* **Problem**: Gather up every line that includes the string "Calcul".

* **Information given**:
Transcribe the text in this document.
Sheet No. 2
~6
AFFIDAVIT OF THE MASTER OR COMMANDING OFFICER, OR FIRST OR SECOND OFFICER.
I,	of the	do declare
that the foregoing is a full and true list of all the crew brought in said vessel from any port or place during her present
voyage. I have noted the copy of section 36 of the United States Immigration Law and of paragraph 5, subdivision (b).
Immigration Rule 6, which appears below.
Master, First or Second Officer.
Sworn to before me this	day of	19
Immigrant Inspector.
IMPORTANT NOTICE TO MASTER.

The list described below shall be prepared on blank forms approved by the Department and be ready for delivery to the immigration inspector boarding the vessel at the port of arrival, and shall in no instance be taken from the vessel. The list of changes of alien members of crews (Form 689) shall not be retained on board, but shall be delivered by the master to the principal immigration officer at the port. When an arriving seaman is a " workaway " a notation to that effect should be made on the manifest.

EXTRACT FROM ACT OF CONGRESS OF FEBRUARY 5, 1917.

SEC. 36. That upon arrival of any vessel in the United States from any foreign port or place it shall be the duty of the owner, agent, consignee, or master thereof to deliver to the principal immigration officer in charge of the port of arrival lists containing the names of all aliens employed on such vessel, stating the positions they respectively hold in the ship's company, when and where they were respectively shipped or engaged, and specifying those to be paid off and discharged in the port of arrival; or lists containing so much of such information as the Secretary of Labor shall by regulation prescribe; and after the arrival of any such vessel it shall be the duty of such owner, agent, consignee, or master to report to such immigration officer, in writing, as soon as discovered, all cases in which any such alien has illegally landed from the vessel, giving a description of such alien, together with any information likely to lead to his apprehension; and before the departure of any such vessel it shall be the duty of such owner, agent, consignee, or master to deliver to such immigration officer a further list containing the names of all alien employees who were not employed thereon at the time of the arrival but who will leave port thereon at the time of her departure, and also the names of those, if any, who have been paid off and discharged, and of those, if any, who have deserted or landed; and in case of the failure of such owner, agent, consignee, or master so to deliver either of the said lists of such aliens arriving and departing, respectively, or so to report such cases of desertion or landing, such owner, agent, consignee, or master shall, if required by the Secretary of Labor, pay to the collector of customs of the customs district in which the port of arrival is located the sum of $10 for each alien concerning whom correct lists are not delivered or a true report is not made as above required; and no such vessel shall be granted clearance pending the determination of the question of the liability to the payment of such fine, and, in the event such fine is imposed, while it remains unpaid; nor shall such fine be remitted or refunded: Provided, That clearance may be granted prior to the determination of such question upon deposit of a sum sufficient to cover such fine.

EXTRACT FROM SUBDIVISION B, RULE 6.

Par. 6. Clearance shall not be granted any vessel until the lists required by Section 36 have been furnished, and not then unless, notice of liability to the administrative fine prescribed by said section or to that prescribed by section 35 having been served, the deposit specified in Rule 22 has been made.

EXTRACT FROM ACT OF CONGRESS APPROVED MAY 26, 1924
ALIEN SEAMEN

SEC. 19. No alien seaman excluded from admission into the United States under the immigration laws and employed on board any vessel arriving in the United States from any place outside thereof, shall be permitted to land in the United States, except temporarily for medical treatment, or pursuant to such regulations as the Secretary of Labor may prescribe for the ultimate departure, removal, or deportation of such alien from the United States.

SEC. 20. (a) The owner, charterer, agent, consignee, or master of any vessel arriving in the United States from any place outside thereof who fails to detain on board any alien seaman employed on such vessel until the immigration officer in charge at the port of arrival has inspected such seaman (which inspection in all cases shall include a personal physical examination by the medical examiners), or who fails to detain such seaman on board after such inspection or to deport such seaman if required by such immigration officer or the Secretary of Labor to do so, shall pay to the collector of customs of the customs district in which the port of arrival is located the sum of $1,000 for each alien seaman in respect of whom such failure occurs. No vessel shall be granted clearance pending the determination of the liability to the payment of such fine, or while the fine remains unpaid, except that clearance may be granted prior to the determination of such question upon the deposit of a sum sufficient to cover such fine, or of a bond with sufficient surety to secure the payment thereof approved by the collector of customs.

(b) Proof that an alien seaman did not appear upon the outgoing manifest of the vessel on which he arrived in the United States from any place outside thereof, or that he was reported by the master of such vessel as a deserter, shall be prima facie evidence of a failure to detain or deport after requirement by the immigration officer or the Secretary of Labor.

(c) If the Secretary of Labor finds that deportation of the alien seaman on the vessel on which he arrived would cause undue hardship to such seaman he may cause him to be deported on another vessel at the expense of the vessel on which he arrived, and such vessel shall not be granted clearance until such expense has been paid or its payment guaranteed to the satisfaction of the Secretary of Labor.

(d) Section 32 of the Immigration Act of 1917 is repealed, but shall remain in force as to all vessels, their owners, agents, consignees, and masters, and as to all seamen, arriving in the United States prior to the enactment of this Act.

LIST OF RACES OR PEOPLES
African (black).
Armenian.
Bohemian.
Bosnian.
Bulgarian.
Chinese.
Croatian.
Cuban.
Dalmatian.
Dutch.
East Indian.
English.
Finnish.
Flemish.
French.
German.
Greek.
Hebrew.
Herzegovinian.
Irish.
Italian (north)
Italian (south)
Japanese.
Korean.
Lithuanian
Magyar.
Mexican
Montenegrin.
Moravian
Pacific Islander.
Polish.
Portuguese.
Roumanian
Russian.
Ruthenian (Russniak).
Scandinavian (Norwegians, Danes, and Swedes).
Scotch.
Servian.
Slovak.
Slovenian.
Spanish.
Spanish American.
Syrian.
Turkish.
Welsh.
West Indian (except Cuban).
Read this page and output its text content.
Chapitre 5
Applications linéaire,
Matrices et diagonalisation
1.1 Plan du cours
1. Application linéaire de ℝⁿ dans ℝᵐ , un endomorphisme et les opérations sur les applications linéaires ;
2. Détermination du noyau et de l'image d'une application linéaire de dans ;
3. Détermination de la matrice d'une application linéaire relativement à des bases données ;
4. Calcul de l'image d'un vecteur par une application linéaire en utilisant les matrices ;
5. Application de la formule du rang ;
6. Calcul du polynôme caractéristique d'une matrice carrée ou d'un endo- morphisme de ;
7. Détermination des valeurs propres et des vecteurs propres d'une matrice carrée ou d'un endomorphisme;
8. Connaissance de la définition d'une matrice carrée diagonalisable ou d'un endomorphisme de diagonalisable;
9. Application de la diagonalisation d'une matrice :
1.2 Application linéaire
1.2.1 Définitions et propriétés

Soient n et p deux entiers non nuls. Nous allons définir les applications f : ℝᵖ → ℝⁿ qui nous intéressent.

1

* **Exercise output**:
4. Calcul de l'image d'un vecteur par une application linéaire en utilisant les matrices ;
6. Calcul du polynôme caractéristique d'une matrice carrée ou d'un endo- morphisme de ;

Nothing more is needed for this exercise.